Layout records:
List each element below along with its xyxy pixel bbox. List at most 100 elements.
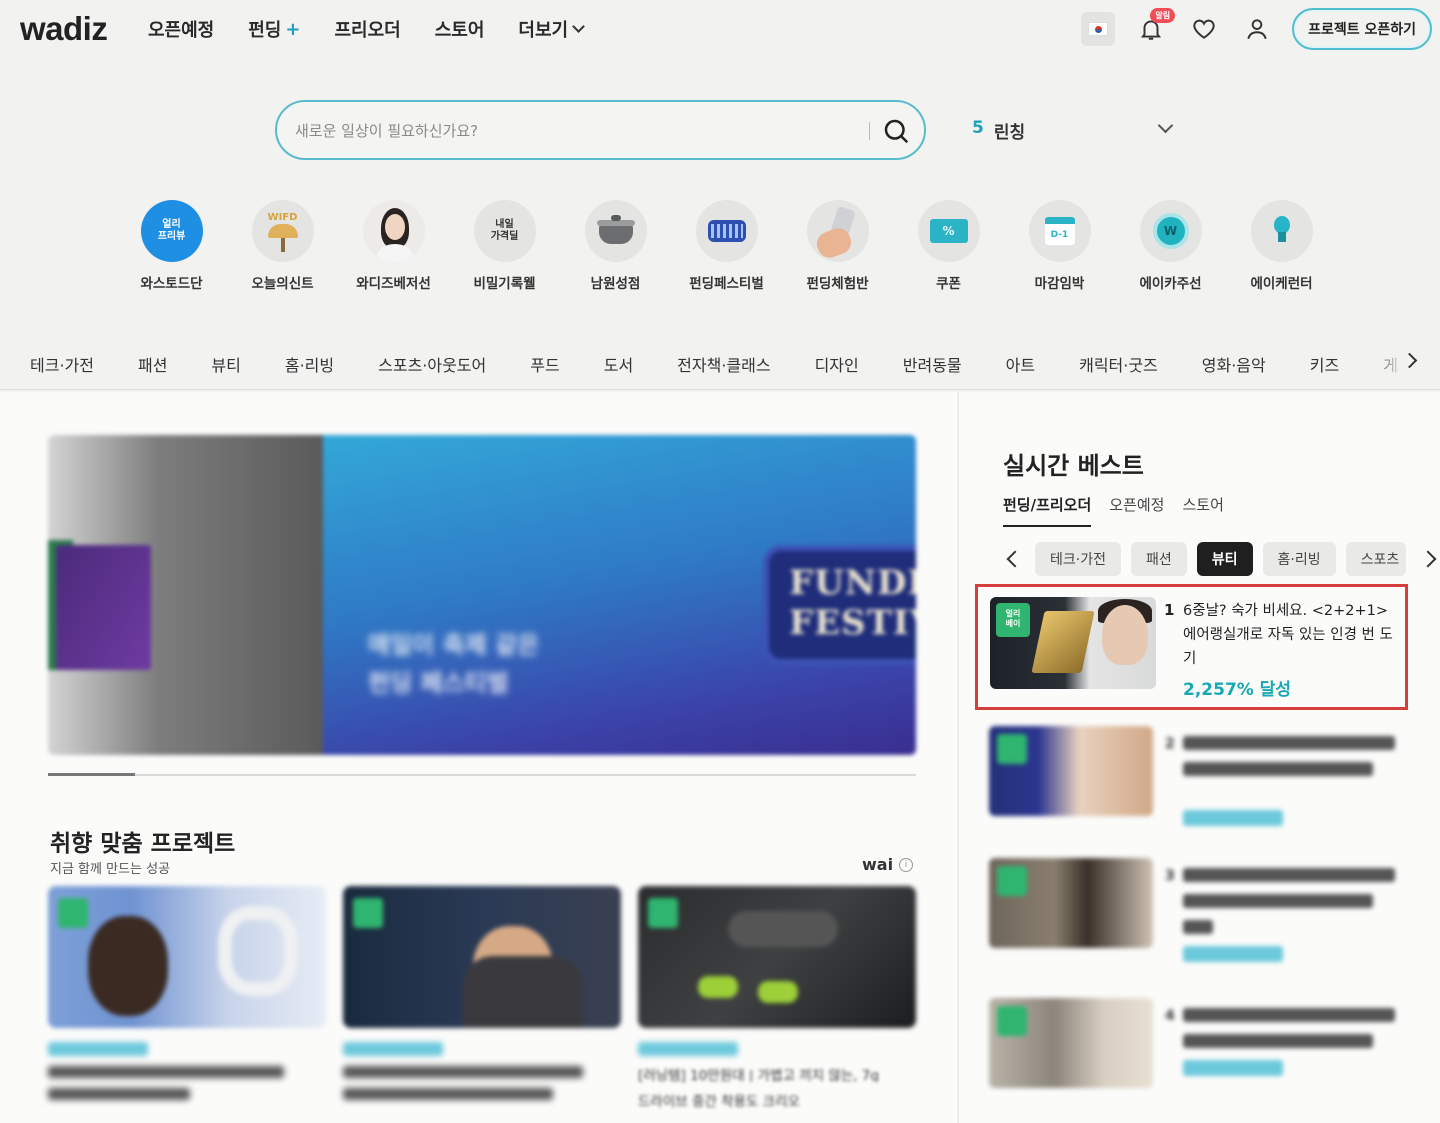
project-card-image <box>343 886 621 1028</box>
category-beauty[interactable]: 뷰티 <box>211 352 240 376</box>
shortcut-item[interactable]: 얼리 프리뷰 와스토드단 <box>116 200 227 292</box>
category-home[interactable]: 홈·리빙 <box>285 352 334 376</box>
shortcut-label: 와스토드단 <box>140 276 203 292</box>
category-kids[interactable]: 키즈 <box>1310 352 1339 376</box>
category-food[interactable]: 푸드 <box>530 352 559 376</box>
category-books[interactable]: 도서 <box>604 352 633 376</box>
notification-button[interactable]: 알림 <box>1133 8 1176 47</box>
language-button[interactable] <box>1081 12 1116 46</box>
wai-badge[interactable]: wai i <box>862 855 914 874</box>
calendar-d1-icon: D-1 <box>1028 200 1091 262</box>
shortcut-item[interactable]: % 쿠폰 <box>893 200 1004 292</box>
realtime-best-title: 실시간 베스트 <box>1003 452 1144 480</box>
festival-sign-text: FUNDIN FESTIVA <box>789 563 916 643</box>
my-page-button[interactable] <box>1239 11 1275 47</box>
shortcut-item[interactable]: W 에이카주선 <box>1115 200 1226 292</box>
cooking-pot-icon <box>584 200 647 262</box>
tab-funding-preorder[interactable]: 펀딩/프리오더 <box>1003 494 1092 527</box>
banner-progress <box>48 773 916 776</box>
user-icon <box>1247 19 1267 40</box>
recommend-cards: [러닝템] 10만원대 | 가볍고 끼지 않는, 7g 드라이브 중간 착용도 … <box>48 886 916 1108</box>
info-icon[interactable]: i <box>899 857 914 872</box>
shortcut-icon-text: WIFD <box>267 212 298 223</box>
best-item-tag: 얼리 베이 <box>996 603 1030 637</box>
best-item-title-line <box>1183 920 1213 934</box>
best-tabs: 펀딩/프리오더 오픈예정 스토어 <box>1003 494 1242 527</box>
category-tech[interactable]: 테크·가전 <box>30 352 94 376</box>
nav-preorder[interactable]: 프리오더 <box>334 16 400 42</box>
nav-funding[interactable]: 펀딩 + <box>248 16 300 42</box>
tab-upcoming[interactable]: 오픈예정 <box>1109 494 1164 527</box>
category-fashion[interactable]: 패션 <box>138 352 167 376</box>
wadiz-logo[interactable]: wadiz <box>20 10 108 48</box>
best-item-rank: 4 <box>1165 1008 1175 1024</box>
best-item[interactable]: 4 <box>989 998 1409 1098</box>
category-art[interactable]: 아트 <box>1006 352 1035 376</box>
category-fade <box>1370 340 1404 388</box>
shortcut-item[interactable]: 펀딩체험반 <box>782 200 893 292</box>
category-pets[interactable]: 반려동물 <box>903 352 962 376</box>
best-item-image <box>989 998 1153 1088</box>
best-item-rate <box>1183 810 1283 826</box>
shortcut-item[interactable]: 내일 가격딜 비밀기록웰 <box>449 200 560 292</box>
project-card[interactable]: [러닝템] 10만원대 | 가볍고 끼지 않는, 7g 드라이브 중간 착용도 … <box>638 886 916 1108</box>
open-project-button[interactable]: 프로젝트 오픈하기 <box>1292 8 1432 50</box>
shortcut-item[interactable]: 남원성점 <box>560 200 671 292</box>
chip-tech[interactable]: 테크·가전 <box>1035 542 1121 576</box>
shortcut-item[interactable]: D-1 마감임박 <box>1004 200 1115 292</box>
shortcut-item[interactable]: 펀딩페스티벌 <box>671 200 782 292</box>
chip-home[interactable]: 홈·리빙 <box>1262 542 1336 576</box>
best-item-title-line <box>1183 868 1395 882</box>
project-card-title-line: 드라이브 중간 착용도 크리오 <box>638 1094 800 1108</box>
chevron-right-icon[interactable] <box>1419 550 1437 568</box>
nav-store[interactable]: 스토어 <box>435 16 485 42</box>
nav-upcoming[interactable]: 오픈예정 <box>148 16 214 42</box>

■ **Exercise**: Copy every one of these lines word for word, leaving out the pictures.

■ **Correct response**:
List each element below along with its xyxy pixel bbox. List at most 100 elements.
project-card-image <box>343 886 621 1028</box>
category-beauty[interactable]: 뷰티 <box>211 352 240 376</box>
shortcut-item[interactable]: 얼리 프리뷰 와스토드단 <box>116 200 227 292</box>
category-home[interactable]: 홈·리빙 <box>285 352 334 376</box>
shortcut-label: 와스토드단 <box>140 276 203 292</box>
category-kids[interactable]: 키즈 <box>1310 352 1339 376</box>
category-food[interactable]: 푸드 <box>530 352 559 376</box>
category-books[interactable]: 도서 <box>604 352 633 376</box>
notification-button[interactable]: 알림 <box>1133 8 1176 47</box>
language-button[interactable] <box>1081 12 1116 46</box>
wai-badge[interactable]: wai i <box>862 855 914 874</box>
calendar-d1-icon: D-1 <box>1028 200 1091 262</box>
shortcut-item[interactable]: % 쿠폰 <box>893 200 1004 292</box>
realtime-best-title: 실시간 베스트 <box>1003 452 1144 480</box>
festival-sign-text: FUNDIN FESTIVA <box>789 563 916 643</box>
my-page-button[interactable] <box>1239 11 1275 47</box>
shortcut-item[interactable]: W 에이카주선 <box>1115 200 1226 292</box>
cooking-pot-icon <box>584 200 647 262</box>
tab-funding-preorder[interactable]: 펀딩/프리오더 <box>1003 494 1092 527</box>
banner-progress <box>48 773 916 776</box>
user-icon <box>1247 19 1267 40</box>
recommend-cards: [러닝템] 10만원대 | 가볍고 끼지 않는, 7g 드라이브 중간 착용도 … <box>48 886 916 1108</box>
info-icon[interactable]: i <box>899 857 914 872</box>
shortcut-icon-text: WIFD <box>267 212 298 223</box>
best-item-tag: 얼리 베이 <box>996 603 1030 637</box>
best-item-title-line <box>1183 920 1213 934</box>
best-tabs: 펀딩/프리오더 오픈예정 스토어 <box>1003 494 1242 527</box>
category-tech[interactable]: 테크·가전 <box>30 352 94 376</box>
nav-preorder[interactable]: 프리오더 <box>334 16 400 42</box>
nav-funding[interactable]: 펀딩 + <box>248 16 300 42</box>
tab-upcoming[interactable]: 오픈예정 <box>1109 494 1164 527</box>
category-fashion[interactable]: 패션 <box>138 352 167 376</box>
wadiz-logo[interactable]: wadiz <box>20 10 108 48</box>
best-item-rank: 4 <box>1165 1008 1175 1024</box>
best-item[interactable]: 4 <box>989 998 1409 1098</box>
category-art[interactable]: 아트 <box>1006 352 1035 376</box>
category-fade <box>1370 340 1404 388</box>
shortcut-item[interactable]: 펀딩체험반 <box>782 200 893 292</box>
category-pets[interactable]: 반려동물 <box>903 352 962 376</box>
best-item-image <box>989 998 1153 1088</box>
best-item-rate <box>1183 810 1283 826</box>
shortcut-item[interactable]: 내일 가격딜 비밀기록웰 <box>449 200 560 292</box>
project-card[interactable]: [러닝템] 10만원대 | 가볍고 끼지 않는, 7g 드라이브 중간 착용도 … <box>638 886 916 1108</box>
open-project-button[interactable]: 프로젝트 오픈하기 <box>1292 8 1432 50</box>
shortcut-item[interactable]: 남원성점 <box>560 200 671 292</box>
chip-tech[interactable]: 테크·가전 <box>1035 542 1121 576</box>
shortcut-item[interactable]: D-1 마감임박 <box>1004 200 1115 292</box>
shortcut-item[interactable]: 펀딩페스티벌 <box>671 200 782 292</box>
chip-home[interactable]: 홈·리빙 <box>1262 542 1336 576</box>
best-item-title-line <box>1183 868 1395 882</box>
project-card-title-line: 드라이브 중간 착용도 크리오 <box>638 1094 800 1108</box>
chevron-right-icon[interactable] <box>1419 550 1437 568</box>
nav-store[interactable]: 스토어 <box>435 16 485 42</box>
nav-upcoming[interactable]: 오픈예정 <box>148 16 214 42</box>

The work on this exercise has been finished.